Extracted records:

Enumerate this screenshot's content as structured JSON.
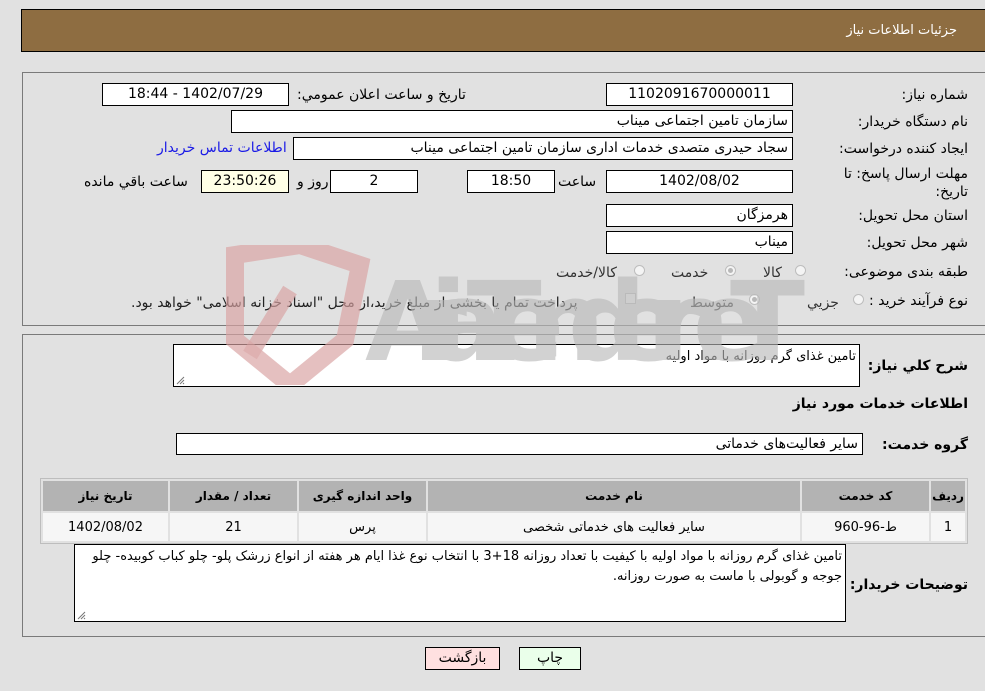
{
  "header": {
    "title": "جزئیات اطلاعات نیاز"
  },
  "form": {
    "need_number": {
      "label": "شماره نیاز:",
      "value": "1102091670000011"
    },
    "announce_datetime": {
      "label": "تاریخ و ساعت اعلان عمومي:",
      "value": "1402/07/29 - 18:44"
    },
    "buyer_org": {
      "label": "نام دستگاه خریدار:",
      "value": "سازمان تامین اجتماعی میناب"
    },
    "requester": {
      "label": "ایجاد کننده درخواست:",
      "value": "سجاد حیدری متصدی خدمات اداری سازمان تامین اجتماعی میناب"
    },
    "buyer_contact_link": "اطلاعات تماس خریدار",
    "deadline": {
      "label_line1": "مهلت ارسال پاسخ: تا",
      "label_line2": "تاریخ:",
      "date": "1402/08/02",
      "time_label": "ساعت",
      "time": "18:50",
      "days": "2",
      "days_label": "روز و",
      "remaining": "23:50:26",
      "remaining_label": "ساعت باقي مانده"
    },
    "province": {
      "label": "استان محل تحویل:",
      "value": "هرمزگان"
    },
    "city": {
      "label": "شهر محل تحویل:",
      "value": "میناب"
    },
    "category": {
      "label": "طبقه بندی موضوعی:",
      "options": [
        "کالا",
        "خدمت",
        "کالا/خدمت"
      ],
      "selected": "خدمت"
    },
    "purchase_type": {
      "label": "نوع فرآیند خرید :",
      "options": [
        "جزيي",
        "متوسط"
      ],
      "selected": "متوسط",
      "treasury_checkbox_label": "پرداخت تمام یا بخشی از مبلغ خرید،از محل \"اسناد خزانه اسلامی\" خواهد بود.",
      "treasury_checked": false
    }
  },
  "details": {
    "summary": {
      "label": "شرح کلي نیاز:",
      "value": "تامین غذای گرم روزانه با مواد اولیه"
    },
    "services_heading": "اطلاعات خدمات مورد نیاز",
    "service_group": {
      "label": "گروه خدمت:",
      "value": "سایر فعالیت‌های خدماتی"
    },
    "table": {
      "headers": [
        "ردیف",
        "کد خدمت",
        "نام خدمت",
        "واحد اندازه گیری",
        "تعداد / مقدار",
        "تاریخ نیاز"
      ],
      "rows": [
        [
          "1",
          "ط-96-960",
          "سایر فعالیت های خدماتی شخصی",
          "پرس",
          "21",
          "1402/08/02"
        ]
      ]
    },
    "buyer_notes": {
      "label": "توضیحات خریدار:",
      "value": "تامین غذای گرم روزانه با مواد اولیه با کیفیت با تعداد روزانه 18+3 با انتخاب نوع غذا ایام هر هفته از انواع زرشک پلو- چلو کباب کوبیده- چلو جوجه و گوبولی با ماست به صورت روزانه."
    }
  },
  "buttons": {
    "print": "چاپ",
    "back": "بازگشت"
  },
  "watermark": {
    "text": "AriaTender.neT"
  },
  "colors": {
    "header_bg": "#8e6d41",
    "link": "#1a1ae6",
    "print_btn_bg": "#eaffea",
    "back_btn_bg": "#ffe0e0",
    "remaining_bg": "#ffffe6"
  }
}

Request:
Using the records above, list each line that includes "اطلاعات".

The answer:
    "title": "جزئیات اطلاعات نیاز"
    "buyer_contact_link": "اطلاعات تماس خریدار",
    "services_heading": "اطلاعات خدمات مورد نیاز",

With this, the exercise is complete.